- **DATASET CONTENT**:
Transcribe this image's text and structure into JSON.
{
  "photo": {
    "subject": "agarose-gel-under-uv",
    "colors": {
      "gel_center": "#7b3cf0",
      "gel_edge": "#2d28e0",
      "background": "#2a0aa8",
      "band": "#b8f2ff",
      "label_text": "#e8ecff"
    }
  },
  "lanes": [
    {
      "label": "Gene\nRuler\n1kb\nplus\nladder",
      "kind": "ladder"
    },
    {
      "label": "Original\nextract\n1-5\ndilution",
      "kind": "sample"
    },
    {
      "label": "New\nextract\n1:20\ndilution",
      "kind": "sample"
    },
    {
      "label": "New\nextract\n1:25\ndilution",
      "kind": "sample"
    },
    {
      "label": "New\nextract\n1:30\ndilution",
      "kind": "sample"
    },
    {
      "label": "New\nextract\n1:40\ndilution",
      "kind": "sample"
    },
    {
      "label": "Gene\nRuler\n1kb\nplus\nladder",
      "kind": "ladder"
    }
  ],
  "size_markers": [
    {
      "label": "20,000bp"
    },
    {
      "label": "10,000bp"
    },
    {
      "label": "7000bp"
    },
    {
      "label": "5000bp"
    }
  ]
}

- **EXERCISE GOAL**: Copy each line of the records that contains the word "ndilution".

- **PROBLEM SOLUTION**:
      "label": "Original\nextract\n1-5\ndilution",
      "label": "New\nextract\n1:20\ndilution",
      "label": "New\nextract\n1:25\ndilution",
      "label": "New\nextract\n1:30\ndilution",
      "label": "New\nextract\n1:40\ndilution",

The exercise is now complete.